Brief: From the review of Covey's book, quote the passage that begins with the words "I admit this" and ends with "the long run.".

Document extract:
---------------

Covey called it ‘the downward spiral of codependency — as he spelled the word. He explains:

This widespread reluctance to take initiative, to act independently, only fuels formal leaders’ imperative to direct or manage their subordinates. This, they believe, is what they must do in order to get followers to act. And this cycle quickly escalates into codependency. Each party’s weakness reinforces and ultimately justifies the other’s behavior. (…) The codependent culture that develops is eventually institutionalized to the point that no one takes responsibility. Over time, both leaders and followers confirm their roles in an unconscious pact. They disempower themselves by believing that others must change before their own circumstances can improve. The same cycle reappears in families between parents and children. /17

Covey then explains in more detail that only a ‘whole person paradigm’ can fulfill the needs of today’s highly complex international business world. This can be measured as science has indeed confirmed what philosophers said over the ages — laboratory studies are producing increasing evidence of a close relationship between body, mind, and heart. Such is for example the research at the Institute of Heart-Math and its sister company, HeartMath LLC.

This evidence demonstrates that the heart has its own intelligence, which is just as important, if not more important, as the brain to our day-to-day functioning. The heart was also found to coordinate the function of other organs in the body. The old view that the heart is just a ‘blood pump’, similar to a mechanical water pump, is thus clearly superseded by this cutting-edge research on body-mind coordination. As a result of this insight it becomes obvious that approaching humans as if they were machines can only deliver mediocre results, for in that case they are reduced to a status of robots. Covey writes:

The path to mediocrity straightjackets human potential. The path to greatness unleashes and realizes human potential. The path to mediocrity is the quick-fix, short-cut approach to life. The path to greatness is a process of sequential growth from the inside out. /28

He then explains more in detail what it means to discover and express one’s voice in chapters four and five. While it is virtually impossible to review this 400+ pages book that is full of highly original ideas and enriched by the author’s immense wealth of training experience, I cannot close this review without reporting an integrative approach to human intelligence that Covey reports here quite at length and that is backed up by cutting-edge genius research. In genius research publications it is commonly termed ‘The Four Quadrant IQ’. Covey termed these ‘four intelligences’ as:

— Mental intelligence (IQ)

— Physical intelligence (PQ)

— Emotional Intelligence (EQ)

— Spiritual Intelligence (SQ)

I will not paraphrase Covey’s explanations of these principles as this would make this review definitely too extensive, but quote what he wrote — with quite an original flavor — on how to develop these four ways of being smart. He writes:

For the body — assume you’ve had a heart attack; now live accordingly.

For the mind — assume the half-life of your profession is two years; now prepare accordingly.

For the heart — assume you have a one-on-one visit with your Creator every quarter; now live accordingly. /58

I honestly admit that working through this book seriously requires a lot of stamina for it’s not an easy-read. Much is repeated over and over again in different wordings, which may fit more to the demands of a learning audience — for example, a middle management leadership training seminar — than an intellectual audience. Even though I am familiar with corporate training issues, to get through this book was a more hassled sensation than working through the 7 Habits.

I admit this honestly and it may be entirely my own personal perception. What I do highly appreciate and value, however, is the material given in addition to the book itself, the 8 Appendices which provide a wealth of information. For example, Appendix 1 provides a practical action guide for developing our four intelligences, Appendix 2 a highly interesting literature review of Leadership Theories which was compiled by the research department at FranklinCovey, and Appendix Four an example from daily life about how high the cost of low trust can be for a company — in fact it can be devastating in the long run.

---------------

Extracted records:
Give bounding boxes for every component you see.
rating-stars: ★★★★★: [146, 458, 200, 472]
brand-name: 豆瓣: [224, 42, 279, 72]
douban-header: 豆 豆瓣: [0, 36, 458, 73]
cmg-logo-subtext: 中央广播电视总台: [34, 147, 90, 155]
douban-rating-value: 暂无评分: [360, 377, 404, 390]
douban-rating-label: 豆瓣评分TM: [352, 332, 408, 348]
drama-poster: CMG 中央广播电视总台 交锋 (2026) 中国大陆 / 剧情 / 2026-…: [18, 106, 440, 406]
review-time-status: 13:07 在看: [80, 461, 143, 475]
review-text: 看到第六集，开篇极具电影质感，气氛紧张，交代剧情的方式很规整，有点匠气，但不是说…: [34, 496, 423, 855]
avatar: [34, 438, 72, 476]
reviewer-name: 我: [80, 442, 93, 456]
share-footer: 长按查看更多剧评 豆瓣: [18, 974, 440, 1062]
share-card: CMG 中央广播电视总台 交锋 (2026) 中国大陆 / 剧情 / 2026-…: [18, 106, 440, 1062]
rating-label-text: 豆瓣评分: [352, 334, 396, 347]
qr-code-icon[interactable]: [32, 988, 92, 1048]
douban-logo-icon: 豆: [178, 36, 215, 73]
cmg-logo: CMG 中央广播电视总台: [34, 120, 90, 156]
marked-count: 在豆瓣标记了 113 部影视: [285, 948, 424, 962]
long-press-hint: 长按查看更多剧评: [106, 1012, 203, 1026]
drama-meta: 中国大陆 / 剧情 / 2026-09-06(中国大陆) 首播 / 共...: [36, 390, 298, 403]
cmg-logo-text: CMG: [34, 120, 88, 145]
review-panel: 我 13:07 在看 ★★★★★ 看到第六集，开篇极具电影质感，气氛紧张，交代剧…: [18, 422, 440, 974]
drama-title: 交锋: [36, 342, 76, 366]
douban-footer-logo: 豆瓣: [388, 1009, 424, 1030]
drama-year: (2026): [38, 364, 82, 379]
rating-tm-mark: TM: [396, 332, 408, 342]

---------------

Result of this task:
I admit this honestly and it may be entirely my own personal perception. What I do highly appreciate and value, however, is the material given in addition to the book itself, the 8 Appendices which provide a wealth of information. For example, Appendix 1 provides a practical action guide for developing our four intelligences, Appendix 2 a highly interesting literature review of Leadership Theories which was compiled by the research department at FranklinCovey, and Appendix Four an example from daily life about how high the cost of low trust can be for a company — in fact it can be devastating in the long run.